** begin **

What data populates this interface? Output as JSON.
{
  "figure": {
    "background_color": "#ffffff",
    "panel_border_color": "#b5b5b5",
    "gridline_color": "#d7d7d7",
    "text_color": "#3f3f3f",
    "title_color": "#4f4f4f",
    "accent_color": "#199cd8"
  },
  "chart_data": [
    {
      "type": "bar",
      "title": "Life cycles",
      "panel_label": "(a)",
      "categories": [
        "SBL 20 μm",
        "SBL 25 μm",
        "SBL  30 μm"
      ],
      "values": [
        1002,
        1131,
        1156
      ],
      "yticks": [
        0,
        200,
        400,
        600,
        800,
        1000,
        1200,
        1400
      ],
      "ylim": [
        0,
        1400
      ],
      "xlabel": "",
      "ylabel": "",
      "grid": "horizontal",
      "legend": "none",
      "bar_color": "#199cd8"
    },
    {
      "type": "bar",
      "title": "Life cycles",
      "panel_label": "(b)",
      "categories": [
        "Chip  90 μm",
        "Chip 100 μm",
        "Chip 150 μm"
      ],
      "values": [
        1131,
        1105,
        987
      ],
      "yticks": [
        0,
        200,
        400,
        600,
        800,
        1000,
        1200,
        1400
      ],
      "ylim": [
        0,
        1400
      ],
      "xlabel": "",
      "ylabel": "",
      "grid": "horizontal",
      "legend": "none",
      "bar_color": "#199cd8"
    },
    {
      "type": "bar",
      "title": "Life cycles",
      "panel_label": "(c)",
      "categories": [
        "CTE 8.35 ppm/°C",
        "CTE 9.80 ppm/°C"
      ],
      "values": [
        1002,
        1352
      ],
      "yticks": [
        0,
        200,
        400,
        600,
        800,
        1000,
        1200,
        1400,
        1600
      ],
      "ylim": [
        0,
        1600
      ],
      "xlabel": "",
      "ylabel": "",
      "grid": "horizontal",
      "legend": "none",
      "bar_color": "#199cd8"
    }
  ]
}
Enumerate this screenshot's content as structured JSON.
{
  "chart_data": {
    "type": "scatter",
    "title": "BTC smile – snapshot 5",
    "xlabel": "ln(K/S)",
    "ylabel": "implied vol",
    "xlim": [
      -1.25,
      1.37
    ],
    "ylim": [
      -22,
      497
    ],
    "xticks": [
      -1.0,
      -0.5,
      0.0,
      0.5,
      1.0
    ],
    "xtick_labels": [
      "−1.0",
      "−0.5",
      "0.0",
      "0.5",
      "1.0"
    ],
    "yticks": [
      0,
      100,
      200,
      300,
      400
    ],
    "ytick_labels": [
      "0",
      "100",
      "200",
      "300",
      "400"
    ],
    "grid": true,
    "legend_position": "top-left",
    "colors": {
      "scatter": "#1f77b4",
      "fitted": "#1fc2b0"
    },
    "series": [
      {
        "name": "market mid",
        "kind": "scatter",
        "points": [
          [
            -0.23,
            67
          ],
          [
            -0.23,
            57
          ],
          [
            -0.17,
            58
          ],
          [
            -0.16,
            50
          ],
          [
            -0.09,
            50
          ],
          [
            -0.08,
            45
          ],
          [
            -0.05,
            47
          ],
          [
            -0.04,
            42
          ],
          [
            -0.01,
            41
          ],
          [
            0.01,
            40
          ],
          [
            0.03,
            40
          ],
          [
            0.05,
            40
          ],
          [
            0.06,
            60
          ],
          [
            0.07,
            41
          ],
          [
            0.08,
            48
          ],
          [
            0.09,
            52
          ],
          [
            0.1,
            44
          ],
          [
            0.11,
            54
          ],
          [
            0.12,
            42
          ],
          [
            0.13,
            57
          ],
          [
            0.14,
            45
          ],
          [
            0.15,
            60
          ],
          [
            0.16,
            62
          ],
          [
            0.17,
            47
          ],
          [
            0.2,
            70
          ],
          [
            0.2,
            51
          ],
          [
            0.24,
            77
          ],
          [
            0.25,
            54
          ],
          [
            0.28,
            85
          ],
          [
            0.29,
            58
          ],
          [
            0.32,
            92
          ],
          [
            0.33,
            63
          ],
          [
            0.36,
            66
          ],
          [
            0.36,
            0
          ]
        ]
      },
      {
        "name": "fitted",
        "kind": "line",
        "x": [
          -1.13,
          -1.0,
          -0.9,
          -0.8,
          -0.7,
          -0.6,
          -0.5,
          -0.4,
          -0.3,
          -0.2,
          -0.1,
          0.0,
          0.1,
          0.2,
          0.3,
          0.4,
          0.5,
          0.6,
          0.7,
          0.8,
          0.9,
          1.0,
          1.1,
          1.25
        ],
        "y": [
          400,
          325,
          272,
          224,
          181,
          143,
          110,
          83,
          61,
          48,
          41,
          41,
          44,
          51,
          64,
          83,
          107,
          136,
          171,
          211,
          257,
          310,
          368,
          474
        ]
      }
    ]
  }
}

** end **

Instructions for the task: Exactly how many lines of the listing above contain the string "this"? Give no more than the number.

Completed task: 2